Begin INPUT DATA

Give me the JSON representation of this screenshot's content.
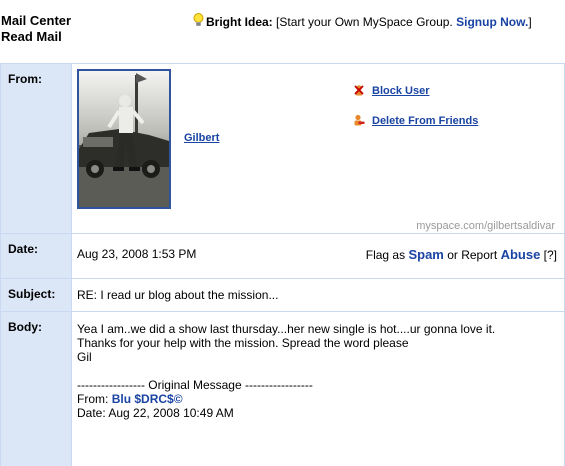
{
  "header": {
    "title_line1": "Mail Center",
    "title_line2": "Read Mail",
    "idea_label": "Bright Idea:",
    "idea_text": "[Start your Own MySpace Group.",
    "idea_link": "Signup Now.",
    "idea_close": "]"
  },
  "labels": {
    "from": "From:",
    "date": "Date:",
    "subject": "Subject:",
    "body": "Body:"
  },
  "from": {
    "sender_name": "Gilbert",
    "block_user": "Block User",
    "delete_friend": "Delete From Friends",
    "profile_url": "myspace.com/gilbertsaldivar"
  },
  "date": {
    "value": "Aug 23, 2008 1:53 PM",
    "flag_prefix": "Flag as",
    "spam": "Spam",
    "or_report": "or Report",
    "abuse": "Abuse",
    "help": "[?]"
  },
  "subject": {
    "value": "RE: I read ur blog about the mission..."
  },
  "body": {
    "lines": [
      "Yea I am..we did a show last thursday...her new single is hot....ur gonna love it.",
      "Thanks for your help with the mission. Spread the word please",
      "Gil"
    ],
    "original_header": "----------------- Original Message -----------------",
    "original_from_label": "From:",
    "original_from_name": "Blu $DRC$©",
    "original_date": "Date: Aug 22, 2008 10:49 AM"
  },
  "icons": {
    "bulb": "lightbulb-icon",
    "block": "block-user-icon",
    "delete": "delete-friend-icon"
  }
}
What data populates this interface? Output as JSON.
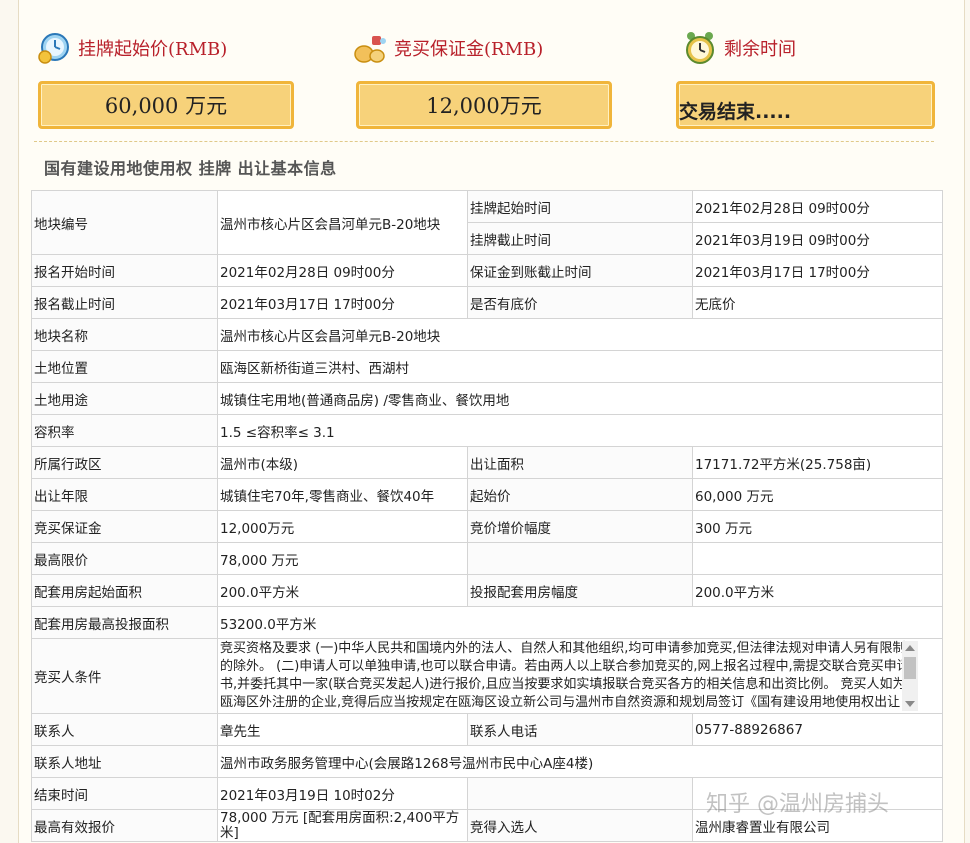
{
  "header": {
    "start_price_label": "挂牌起始价(RMB)",
    "deposit_label": "竞买保证金(RMB)",
    "time_label": "剩余时间",
    "start_price_value": "60,000 万元",
    "deposit_value": "12,000万元",
    "time_value": "交易结束....."
  },
  "section_title": "国有建设用地使用权 挂牌 出让基本信息",
  "rows": {
    "plot_no_label": "地块编号",
    "plot_no": "温州市核心片区会昌河单元B-20地块",
    "list_start_label": "挂牌起始时间",
    "list_start": "2021年02月28日 09时00分",
    "list_end_label": "挂牌截止时间",
    "list_end": "2021年03月19日 09时00分",
    "reg_start_label": "报名开始时间",
    "reg_start": "2021年02月28日 09时00分",
    "deposit_deadline_label": "保证金到账截止时间",
    "deposit_deadline": "2021年03月17日 17时00分",
    "reg_end_label": "报名截止时间",
    "reg_end": "2021年03月17日 17时00分",
    "reserve_label": "是否有底价",
    "reserve": "无底价",
    "plot_name_label": "地块名称",
    "plot_name": "温州市核心片区会昌河单元B-20地块",
    "location_label": "土地位置",
    "location": "瓯海区新桥街道三洪村、西湖村",
    "usage_label": "土地用途",
    "usage": "城镇住宅用地(普通商品房) /零售商业、餐饮用地",
    "far_label": "容积率",
    "far": "1.5 ≤容积率≤ 3.1",
    "district_label": "所属行政区",
    "district": "温州市(本级)",
    "area_label": "出让面积",
    "area": "17171.72平方米(25.758亩)",
    "term_label": "出让年限",
    "term": "城镇住宅70年,零售商业、餐饮40年",
    "start_price_label": "起始价",
    "start_price": "60,000 万元",
    "deposit_label": "竞买保证金",
    "deposit": "12,000万元",
    "increment_label": "竞价增价幅度",
    "increment": "300 万元",
    "cap_label": "最高限价",
    "cap": "78,000 万元",
    "housing_start_label": "配套用房起始面积",
    "housing_start": "200.0平方米",
    "housing_inc_label": "投报配套用房幅度",
    "housing_inc": "200.0平方米",
    "housing_max_label": "配套用房最高投报面积",
    "housing_max": "53200.0平方米",
    "conditions_label": "竞买人条件",
    "conditions": "竞买资格及要求 (一)中华人民共和国境内外的法人、自然人和其他组织,均可申请参加竞买,但法律法规对申请人另有限制的除外。 (二)申请人可以单独申请,也可以联合申请。若由两人以上联合参加竞买的,网上报名过程中,需提交联合竞买申请书,并委托其中一家(联合竞买发起人)进行报价,且应当按要求如实填报联合竞买各方的相关信息和出资比例。 竞买人如为瓯海区外注册的企业,竞得后应当按规定在瓯海区设立新公司与温州市自然资源和规划局签订《国有建设用地使用权出让合同》",
    "contact_label": "联系人",
    "contact": "章先生",
    "phone_label": "联系人电话",
    "phone": "0577-88926867",
    "address_label": "联系人地址",
    "address": "温州市政务服务管理中心(会展路1268号温州市民中心A座4楼)",
    "end_time_label": "结束时间",
    "end_time": "2021年03月19日 10时02分",
    "best_offer_label": "最高有效报价",
    "best_offer": "78,000 万元 [配套用房面积:2,400平方米]",
    "winner_label": "竞得入选人",
    "winner": "温州康睿置业有限公司"
  },
  "watermark": "知乎 @温州房捕头"
}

End INPUT DATA

--- EXERCISE AIM ---
Print all of the entries word for word. Omit the pictures they contain.

--- EXPECTED OUTPUT ---
Give me the JSON representation of this screenshot's content.
{
  "header": {
    "title_line1": "Mail Center",
    "title_line2": "Read Mail",
    "idea_label": "Bright Idea:",
    "idea_text": "[Start your Own MySpace Group.",
    "idea_link": "Signup Now.",
    "idea_close": "]"
  },
  "labels": {
    "from": "From:",
    "date": "Date:",
    "subject": "Subject:",
    "body": "Body:"
  },
  "from": {
    "sender_name": "Gilbert",
    "block_user": "Block User",
    "delete_friend": "Delete From Friends",
    "profile_url": "myspace.com/gilbertsaldivar"
  },
  "date": {
    "value": "Aug 23, 2008 1:53 PM",
    "flag_prefix": "Flag as",
    "spam": "Spam",
    "or_report": "or Report",
    "abuse": "Abuse",
    "help": "[?]"
  },
  "subject": {
    "value": "RE: I read ur blog about the mission..."
  },
  "body": {
    "lines": [
      "Yea I am..we did a show last thursday...her new single is hot....ur gonna love it.",
      "Thanks for your help with the mission. Spread the word please",
      "Gil"
    ],
    "original_header": "----------------- Original Message -----------------",
    "original_from_label": "From:",
    "original_from_name": "Blu $DRC$©",
    "original_date": "Date: Aug 22, 2008 10:49 AM"
  },
  "icons": {
    "bulb": "lightbulb-icon",
    "block": "block-user-icon",
    "delete": "delete-friend-icon"
  }
}
What data populates this interface? Output as JSON.
{
  "header": {
    "start_price_label": "挂牌起始价(RMB)",
    "deposit_label": "竞买保证金(RMB)",
    "time_label": "剩余时间",
    "start_price_value": "60,000 万元",
    "deposit_value": "12,000万元",
    "time_value": "交易结束....."
  },
  "section_title": "国有建设用地使用权 挂牌 出让基本信息",
  "rows": {
    "plot_no_label": "地块编号",
    "plot_no": "温州市核心片区会昌河单元B-20地块",
    "list_start_label": "挂牌起始时间",
    "list_start": "2021年02月28日 09时00分",
    "list_end_label": "挂牌截止时间",
    "list_end": "2021年03月19日 09时00分",
    "reg_start_label": "报名开始时间",
    "reg_start": "2021年02月28日 09时00分",
    "deposit_deadline_label": "保证金到账截止时间",
    "deposit_deadline": "2021年03月17日 17时00分",
    "reg_end_label": "报名截止时间",
    "reg_end": "2021年03月17日 17时00分",
    "reserve_label": "是否有底价",
    "reserve": "无底价",
    "plot_name_label": "地块名称",
    "plot_name": "温州市核心片区会昌河单元B-20地块",
    "location_label": "土地位置",
    "location": "瓯海区新桥街道三洪村、西湖村",
    "usage_label": "土地用途",
    "usage": "城镇住宅用地(普通商品房) /零售商业、餐饮用地",
    "far_label": "容积率",
    "far": "1.5 ≤容积率≤ 3.1",
    "district_label": "所属行政区",
    "district": "温州市(本级)",
    "area_label": "出让面积",
    "area": "17171.72平方米(25.758亩)",
    "term_label": "出让年限",
    "term": "城镇住宅70年,零售商业、餐饮40年",
    "start_price_label": "起始价",
    "start_price": "60,000 万元",
    "deposit_label": "竞买保证金",
    "deposit": "12,000万元",
    "increment_label": "竞价增价幅度",
    "increment": "300 万元",
    "cap_label": "最高限价",
    "cap": "78,000 万元",
    "housing_start_label": "配套用房起始面积",
    "housing_start": "200.0平方米",
    "housing_inc_label": "投报配套用房幅度",
    "housing_inc": "200.0平方米",
    "housing_max_label": "配套用房最高投报面积",
    "housing_max": "53200.0平方米",
    "conditions_label": "竞买人条件",
    "conditions": "竞买资格及要求 (一)中华人民共和国境内外的法人、自然人和其他组织,均可申请参加竞买,但法律法规对申请人另有限制的除外。 (二)申请人可以单独申请,也可以联合申请。若由两人以上联合参加竞买的,网上报名过程中,需提交联合竞买申请书,并委托其中一家(联合竞买发起人)进行报价,且应当按要求如实填报联合竞买各方的相关信息和出资比例。 竞买人如为瓯海区外注册的企业,竞得后应当按规定在瓯海区设立新公司与温州市自然资源和规划局签订《国有建设用地使用权出让合同》",
    "contact_label": "联系人",
    "contact": "章先生",
    "phone_label": "联系人电话",
    "phone": "0577-88926867",
    "address_label": "联系人地址",
    "address": "温州市政务服务管理中心(会展路1268号温州市民中心A座4楼)",
    "end_time_label": "结束时间",
    "end_time": "2021年03月19日 10时02分",
    "best_offer_label": "最高有效报价",
    "best_offer": "78,000 万元 [配套用房面积:2,400平方米]",
    "winner_label": "竞得入选人",
    "winner": "温州康睿置业有限公司"
  },
  "watermark": "知乎 @温州房捕头"
}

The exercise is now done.